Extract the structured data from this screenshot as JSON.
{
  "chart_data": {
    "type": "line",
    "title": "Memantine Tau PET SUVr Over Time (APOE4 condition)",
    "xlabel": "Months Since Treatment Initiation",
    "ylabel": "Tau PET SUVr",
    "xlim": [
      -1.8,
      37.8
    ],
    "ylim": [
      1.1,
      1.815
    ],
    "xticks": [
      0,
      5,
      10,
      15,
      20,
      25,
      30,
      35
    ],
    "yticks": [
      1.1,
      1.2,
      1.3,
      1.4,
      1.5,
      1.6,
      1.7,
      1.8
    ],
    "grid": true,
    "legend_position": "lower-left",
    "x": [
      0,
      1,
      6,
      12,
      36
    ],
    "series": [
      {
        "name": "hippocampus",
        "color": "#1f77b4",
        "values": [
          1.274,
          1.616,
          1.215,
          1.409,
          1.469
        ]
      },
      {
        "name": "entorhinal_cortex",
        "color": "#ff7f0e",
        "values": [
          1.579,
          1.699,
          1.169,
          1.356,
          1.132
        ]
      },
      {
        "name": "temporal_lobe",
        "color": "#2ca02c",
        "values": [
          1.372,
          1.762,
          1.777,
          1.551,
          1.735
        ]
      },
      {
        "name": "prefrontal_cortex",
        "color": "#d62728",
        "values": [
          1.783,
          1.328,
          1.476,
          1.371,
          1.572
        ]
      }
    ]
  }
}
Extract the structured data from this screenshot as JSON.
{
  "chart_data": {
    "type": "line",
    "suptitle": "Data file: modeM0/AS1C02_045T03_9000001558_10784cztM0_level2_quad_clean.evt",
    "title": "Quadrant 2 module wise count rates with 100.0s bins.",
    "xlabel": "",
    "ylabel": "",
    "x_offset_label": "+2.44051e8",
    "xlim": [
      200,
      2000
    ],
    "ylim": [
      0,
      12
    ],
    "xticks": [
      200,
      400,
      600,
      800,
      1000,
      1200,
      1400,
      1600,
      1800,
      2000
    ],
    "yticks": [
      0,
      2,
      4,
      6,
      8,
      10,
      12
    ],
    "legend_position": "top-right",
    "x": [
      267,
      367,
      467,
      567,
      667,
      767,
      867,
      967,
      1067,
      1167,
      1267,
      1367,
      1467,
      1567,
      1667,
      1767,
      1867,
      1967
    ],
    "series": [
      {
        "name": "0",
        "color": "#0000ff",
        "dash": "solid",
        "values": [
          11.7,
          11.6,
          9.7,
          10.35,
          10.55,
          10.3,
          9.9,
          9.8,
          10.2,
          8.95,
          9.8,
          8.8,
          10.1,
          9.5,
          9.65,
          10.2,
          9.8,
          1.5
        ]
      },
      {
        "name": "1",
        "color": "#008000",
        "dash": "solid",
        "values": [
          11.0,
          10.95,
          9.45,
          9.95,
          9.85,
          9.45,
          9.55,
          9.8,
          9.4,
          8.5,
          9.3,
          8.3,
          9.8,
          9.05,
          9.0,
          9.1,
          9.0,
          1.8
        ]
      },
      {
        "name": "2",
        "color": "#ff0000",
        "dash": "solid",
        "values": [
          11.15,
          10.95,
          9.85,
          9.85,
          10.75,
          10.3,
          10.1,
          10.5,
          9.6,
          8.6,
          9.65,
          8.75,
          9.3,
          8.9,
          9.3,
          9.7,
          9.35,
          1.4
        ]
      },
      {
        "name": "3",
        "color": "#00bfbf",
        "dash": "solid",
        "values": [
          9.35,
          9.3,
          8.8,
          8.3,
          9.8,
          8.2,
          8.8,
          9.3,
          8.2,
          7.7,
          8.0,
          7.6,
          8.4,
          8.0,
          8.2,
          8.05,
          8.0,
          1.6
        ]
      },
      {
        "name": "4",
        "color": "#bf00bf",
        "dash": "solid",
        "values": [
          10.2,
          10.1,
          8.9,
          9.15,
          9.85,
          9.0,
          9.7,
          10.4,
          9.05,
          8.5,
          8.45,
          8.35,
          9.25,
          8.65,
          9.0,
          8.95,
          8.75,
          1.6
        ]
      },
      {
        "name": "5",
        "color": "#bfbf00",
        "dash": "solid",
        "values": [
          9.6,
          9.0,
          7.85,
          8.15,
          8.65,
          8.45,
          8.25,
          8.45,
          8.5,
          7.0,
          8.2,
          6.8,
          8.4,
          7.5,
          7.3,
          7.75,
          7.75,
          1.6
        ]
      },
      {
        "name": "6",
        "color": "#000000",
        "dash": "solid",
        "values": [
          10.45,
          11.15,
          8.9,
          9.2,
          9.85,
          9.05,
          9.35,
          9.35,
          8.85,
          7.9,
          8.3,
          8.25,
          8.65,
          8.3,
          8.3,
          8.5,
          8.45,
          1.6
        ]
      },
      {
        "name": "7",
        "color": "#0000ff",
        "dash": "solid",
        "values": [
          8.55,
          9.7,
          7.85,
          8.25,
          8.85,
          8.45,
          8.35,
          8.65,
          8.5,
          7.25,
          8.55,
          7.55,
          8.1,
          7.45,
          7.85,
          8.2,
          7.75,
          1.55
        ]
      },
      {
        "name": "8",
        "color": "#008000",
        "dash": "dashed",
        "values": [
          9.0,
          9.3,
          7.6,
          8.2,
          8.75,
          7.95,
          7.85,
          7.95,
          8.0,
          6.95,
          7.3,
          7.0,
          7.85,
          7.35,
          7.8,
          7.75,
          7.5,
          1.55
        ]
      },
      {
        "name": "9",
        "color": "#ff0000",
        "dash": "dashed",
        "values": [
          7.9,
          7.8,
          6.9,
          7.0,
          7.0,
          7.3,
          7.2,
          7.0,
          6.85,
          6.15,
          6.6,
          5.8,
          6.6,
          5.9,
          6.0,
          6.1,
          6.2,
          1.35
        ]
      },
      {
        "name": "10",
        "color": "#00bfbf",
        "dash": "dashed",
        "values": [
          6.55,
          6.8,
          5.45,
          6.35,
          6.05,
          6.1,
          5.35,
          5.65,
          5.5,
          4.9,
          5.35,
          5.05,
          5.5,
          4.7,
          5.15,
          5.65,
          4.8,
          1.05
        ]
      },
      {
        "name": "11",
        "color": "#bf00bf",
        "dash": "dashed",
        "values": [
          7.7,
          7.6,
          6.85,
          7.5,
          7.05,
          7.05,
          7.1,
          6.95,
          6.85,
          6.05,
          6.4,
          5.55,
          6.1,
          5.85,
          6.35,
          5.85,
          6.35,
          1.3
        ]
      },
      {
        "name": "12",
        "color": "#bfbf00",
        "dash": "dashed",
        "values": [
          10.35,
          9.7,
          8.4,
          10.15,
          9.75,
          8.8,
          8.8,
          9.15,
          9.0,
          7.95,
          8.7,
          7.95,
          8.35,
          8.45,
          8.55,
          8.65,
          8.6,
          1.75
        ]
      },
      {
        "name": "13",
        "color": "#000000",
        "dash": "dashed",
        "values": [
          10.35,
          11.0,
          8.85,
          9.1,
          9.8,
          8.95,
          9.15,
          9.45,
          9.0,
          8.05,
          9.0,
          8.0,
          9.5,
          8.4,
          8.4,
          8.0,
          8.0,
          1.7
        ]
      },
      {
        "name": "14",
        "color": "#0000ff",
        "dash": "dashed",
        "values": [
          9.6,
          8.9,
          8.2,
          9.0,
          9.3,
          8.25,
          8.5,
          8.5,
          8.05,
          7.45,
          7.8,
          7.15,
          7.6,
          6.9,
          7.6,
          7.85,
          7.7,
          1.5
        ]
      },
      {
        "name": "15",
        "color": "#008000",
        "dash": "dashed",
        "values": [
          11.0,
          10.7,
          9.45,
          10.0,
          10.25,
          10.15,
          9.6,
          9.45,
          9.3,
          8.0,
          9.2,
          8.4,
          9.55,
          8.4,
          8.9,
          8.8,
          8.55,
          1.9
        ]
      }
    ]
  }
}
::::::::::
*THE REQUEST*. List each line holding the string "xlabel".

*ANSWER FOR THIS EXERCISE*.
    "xlabel": "Months Since Treatment Initiation",
    "xlabel": "",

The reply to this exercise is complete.